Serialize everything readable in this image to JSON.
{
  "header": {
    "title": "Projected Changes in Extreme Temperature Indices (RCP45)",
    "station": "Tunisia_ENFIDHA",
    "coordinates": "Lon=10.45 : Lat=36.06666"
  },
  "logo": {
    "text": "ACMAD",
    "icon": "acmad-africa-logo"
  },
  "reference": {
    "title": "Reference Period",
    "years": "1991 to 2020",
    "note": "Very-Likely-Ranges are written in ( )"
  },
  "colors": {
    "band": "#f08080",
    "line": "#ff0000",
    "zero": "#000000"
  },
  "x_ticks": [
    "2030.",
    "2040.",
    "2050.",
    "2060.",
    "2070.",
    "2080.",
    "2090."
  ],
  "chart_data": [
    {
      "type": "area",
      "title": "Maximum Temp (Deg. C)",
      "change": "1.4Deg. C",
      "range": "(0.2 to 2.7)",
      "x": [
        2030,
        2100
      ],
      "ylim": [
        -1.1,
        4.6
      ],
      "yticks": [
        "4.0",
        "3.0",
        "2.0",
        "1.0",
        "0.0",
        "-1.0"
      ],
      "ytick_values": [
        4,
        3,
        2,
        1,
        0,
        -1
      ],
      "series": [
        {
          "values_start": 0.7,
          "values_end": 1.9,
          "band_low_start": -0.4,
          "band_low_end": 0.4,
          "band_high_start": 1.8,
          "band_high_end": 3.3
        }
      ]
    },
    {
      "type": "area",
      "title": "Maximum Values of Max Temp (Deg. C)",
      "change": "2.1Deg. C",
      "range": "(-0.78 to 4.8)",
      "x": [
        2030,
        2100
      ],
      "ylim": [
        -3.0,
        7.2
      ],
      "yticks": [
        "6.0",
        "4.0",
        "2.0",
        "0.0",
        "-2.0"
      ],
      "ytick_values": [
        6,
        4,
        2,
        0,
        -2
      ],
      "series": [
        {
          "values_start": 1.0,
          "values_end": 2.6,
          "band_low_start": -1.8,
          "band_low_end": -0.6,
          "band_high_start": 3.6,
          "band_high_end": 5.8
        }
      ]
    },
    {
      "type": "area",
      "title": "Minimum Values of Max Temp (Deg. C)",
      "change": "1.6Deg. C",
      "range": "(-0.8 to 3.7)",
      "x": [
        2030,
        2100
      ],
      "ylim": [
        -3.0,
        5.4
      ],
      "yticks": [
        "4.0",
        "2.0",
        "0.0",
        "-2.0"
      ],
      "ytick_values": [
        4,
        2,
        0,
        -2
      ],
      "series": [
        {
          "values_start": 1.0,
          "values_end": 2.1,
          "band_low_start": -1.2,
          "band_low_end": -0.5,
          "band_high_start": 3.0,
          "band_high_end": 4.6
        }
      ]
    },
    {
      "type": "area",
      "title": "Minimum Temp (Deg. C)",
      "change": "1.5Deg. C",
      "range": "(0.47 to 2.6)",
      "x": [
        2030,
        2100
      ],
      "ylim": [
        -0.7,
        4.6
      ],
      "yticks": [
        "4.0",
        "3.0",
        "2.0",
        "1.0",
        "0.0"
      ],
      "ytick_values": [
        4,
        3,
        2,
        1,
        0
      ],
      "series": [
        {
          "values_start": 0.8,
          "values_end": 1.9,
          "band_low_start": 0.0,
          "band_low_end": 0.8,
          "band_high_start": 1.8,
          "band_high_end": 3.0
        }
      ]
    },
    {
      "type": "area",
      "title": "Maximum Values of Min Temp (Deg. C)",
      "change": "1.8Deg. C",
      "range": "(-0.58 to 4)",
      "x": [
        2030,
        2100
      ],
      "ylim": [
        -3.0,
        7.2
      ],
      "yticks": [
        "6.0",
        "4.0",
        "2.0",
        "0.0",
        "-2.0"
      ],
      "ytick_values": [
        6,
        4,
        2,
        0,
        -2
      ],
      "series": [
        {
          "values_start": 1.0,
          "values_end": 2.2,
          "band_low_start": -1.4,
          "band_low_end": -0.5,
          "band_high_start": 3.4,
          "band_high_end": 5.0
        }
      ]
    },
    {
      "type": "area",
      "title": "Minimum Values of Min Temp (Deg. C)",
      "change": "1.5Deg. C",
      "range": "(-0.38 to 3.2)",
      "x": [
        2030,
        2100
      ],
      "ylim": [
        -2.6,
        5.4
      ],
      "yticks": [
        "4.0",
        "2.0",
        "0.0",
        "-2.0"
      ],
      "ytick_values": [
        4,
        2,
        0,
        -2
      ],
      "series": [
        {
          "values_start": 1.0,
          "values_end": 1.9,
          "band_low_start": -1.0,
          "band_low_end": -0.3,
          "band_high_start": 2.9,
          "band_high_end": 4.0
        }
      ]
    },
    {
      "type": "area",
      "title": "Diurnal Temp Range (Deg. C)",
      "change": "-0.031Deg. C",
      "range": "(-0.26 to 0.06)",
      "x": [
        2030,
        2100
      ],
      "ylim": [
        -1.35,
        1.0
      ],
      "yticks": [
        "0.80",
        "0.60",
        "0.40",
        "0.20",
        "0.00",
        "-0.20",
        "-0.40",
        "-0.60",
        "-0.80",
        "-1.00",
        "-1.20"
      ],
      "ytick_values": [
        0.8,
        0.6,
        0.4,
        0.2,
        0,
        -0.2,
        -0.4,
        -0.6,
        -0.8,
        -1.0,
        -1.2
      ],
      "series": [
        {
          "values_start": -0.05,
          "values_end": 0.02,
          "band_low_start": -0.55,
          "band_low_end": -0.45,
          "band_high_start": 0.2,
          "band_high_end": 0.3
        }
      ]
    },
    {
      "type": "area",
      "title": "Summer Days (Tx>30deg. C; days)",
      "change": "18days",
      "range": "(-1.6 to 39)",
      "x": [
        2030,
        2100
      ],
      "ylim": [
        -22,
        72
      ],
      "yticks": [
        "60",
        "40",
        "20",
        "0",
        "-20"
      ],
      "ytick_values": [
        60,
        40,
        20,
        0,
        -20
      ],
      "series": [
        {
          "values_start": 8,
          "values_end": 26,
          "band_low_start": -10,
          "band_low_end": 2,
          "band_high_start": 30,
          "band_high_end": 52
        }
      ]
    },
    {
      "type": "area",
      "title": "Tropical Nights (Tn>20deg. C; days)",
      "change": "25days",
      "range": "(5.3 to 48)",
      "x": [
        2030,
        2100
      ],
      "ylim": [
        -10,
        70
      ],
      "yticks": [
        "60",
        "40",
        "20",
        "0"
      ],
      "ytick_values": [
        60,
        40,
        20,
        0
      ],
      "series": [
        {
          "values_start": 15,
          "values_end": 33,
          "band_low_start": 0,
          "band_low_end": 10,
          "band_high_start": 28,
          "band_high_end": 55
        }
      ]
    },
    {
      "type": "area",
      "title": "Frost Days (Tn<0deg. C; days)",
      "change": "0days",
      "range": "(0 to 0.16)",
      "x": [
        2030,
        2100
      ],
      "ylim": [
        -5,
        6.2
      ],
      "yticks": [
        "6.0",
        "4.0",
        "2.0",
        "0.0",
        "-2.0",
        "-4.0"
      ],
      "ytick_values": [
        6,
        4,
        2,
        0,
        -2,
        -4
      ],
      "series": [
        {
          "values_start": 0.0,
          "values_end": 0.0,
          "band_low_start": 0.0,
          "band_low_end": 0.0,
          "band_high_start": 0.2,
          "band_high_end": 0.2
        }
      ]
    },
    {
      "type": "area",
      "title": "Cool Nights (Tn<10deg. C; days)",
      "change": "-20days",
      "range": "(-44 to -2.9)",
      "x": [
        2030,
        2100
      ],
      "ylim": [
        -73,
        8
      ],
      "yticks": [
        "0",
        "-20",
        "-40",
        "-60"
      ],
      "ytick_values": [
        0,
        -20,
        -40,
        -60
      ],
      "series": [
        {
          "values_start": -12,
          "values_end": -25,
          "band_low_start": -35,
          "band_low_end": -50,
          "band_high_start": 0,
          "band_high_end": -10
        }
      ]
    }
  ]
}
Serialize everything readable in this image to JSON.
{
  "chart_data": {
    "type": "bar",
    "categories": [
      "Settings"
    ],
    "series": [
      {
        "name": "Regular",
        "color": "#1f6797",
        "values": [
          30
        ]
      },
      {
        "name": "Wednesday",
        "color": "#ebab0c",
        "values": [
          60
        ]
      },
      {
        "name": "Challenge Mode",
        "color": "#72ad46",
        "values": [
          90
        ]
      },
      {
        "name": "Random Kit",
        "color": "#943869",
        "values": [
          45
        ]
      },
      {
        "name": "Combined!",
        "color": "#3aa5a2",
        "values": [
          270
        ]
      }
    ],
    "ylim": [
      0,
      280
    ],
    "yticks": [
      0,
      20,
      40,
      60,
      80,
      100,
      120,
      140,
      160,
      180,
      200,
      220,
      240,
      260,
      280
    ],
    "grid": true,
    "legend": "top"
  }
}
####
▶ _Written exercise_
How many lines in the records above contain the word "Nights"? Reply with the number and nothing more.

▶ _Written solution_
2